Records from a data collection:
_ _ _ _ _
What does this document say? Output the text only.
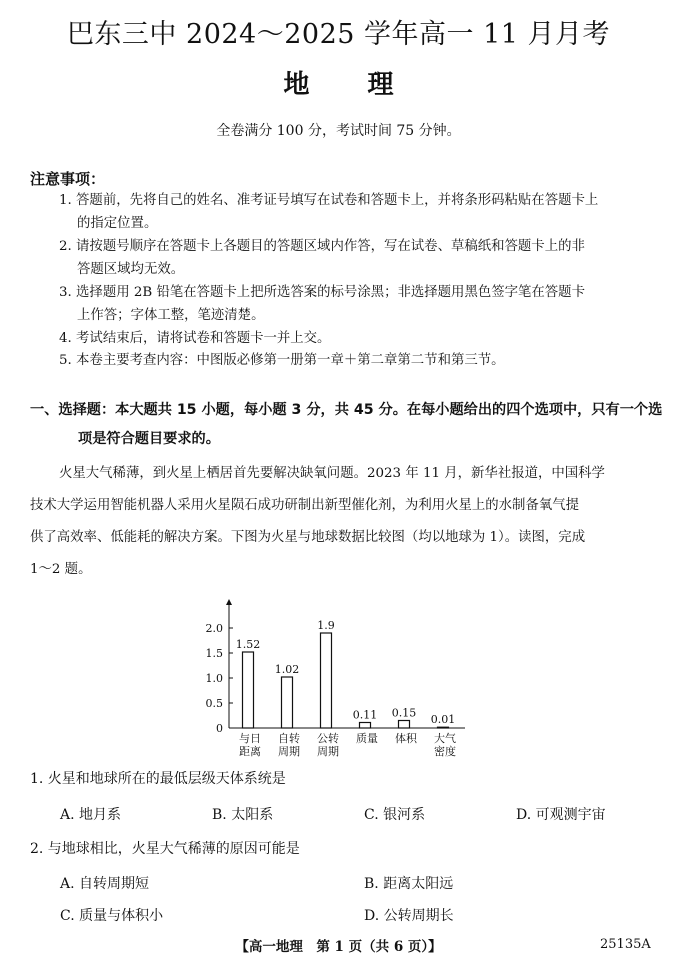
巴东三中 2024～2025 学年高一 11 月月考
地 理
全卷满分 100 分，考试时间 75 分钟。
注意事项：
1. 答题前，先将自己的姓名、准考证号填写在试卷和答题卡上，并将条形码粘贴在答题卡上
的指定位置。
2. 请按题号顺序在答题卡上各题目的答题区域内作答，写在试卷、草稿纸和答题卡上的非
答题区域均无效。
3. 选择题用 2B 铅笔在答题卡上把所选答案的标号涂黑；非选择题用黑色签字笔在答题卡
上作答；字体工整，笔迹清楚。
4. 考试结束后，请将试卷和答题卡一并上交。
5. 本卷主要考查内容：中图版必修第一册第一章＋第二章第二节和第三节。
一、选择题：本大题共 15 小题，每小题 3 分，共 45 分。在每小题给出的四个选项中，只有一个选
项是符合题目要求的。
火星大气稀薄，到火星上栖居首先要解决缺氧问题。2023 年 11 月，新华社报道，中国科学
技术大学运用智能机器人采用火星陨石成功研制出新型催化剂，为利用火星上的水制备氧气提
供了高效率、低能耗的解决方案。下图为火星与地球数据比较图（均以地球为 1）。读图，完成
1～2 题。
0
0.5
1.0
1.5
2.0
1.52
1.02
1.9
0.11 0.15
0.01
与日
距离
自转
周期
公转
周期
质量 体积 大气
密度
1. 火星和地球所在的最低层级天体系统是
A. 地月系	B. 太阳系	C. 银河系	D. 可观测宇宙
2. 与地球相比，火星大气稀薄的原因可能是
A. 自转周期短	B. 距离太阳远
C. 质量与体积小	D. 公转周期长
【高一地理　第 1 页（共 6 页）】	25135A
_ _ _ _ _
▶ [PROMPT]
Print out every entry above without changing a word, and leave out the pictures.

▶ [CORRECT RESULT]
What does this document say? Output the text only.
巴东三中 2024～2025 学年高一 11 月月考
地 理
全卷满分 100 分，考试时间 75 分钟。
注意事项：
1. 答题前，先将自己的姓名、准考证号填写在试卷和答题卡上，并将条形码粘贴在答题卡上
的指定位置。
2. 请按题号顺序在答题卡上各题目的答题区域内作答，写在试卷、草稿纸和答题卡上的非
答题区域均无效。
3. 选择题用 2B 铅笔在答题卡上把所选答案的标号涂黑；非选择题用黑色签字笔在答题卡
上作答；字体工整，笔迹清楚。
4. 考试结束后，请将试卷和答题卡一并上交。
5. 本卷主要考查内容：中图版必修第一册第一章＋第二章第二节和第三节。
一、选择题：本大题共 15 小题，每小题 3 分，共 45 分。在每小题给出的四个选项中，只有一个选
项是符合题目要求的。
火星大气稀薄，到火星上栖居首先要解决缺氧问题。2023 年 11 月，新华社报道，中国科学
技术大学运用智能机器人采用火星陨石成功研制出新型催化剂，为利用火星上的水制备氧气提
供了高效率、低能耗的解决方案。下图为火星与地球数据比较图（均以地球为 1）。读图，完成
1～2 题。
0
0.5
1.0
1.5
2.0
1.52
1.02
1.9
0.11 0.15
0.01
与日
距离
自转
周期
公转
周期
质量 体积 大气
密度
1. 火星和地球所在的最低层级天体系统是
A. 地月系	B. 太阳系	C. 银河系	D. 可观测宇宙
2. 与地球相比，火星大气稀薄的原因可能是
A. 自转周期短	B. 距离太阳远
C. 质量与体积小	D. 公转周期长
【高一地理　第 1 页（共 6 页）】	25135A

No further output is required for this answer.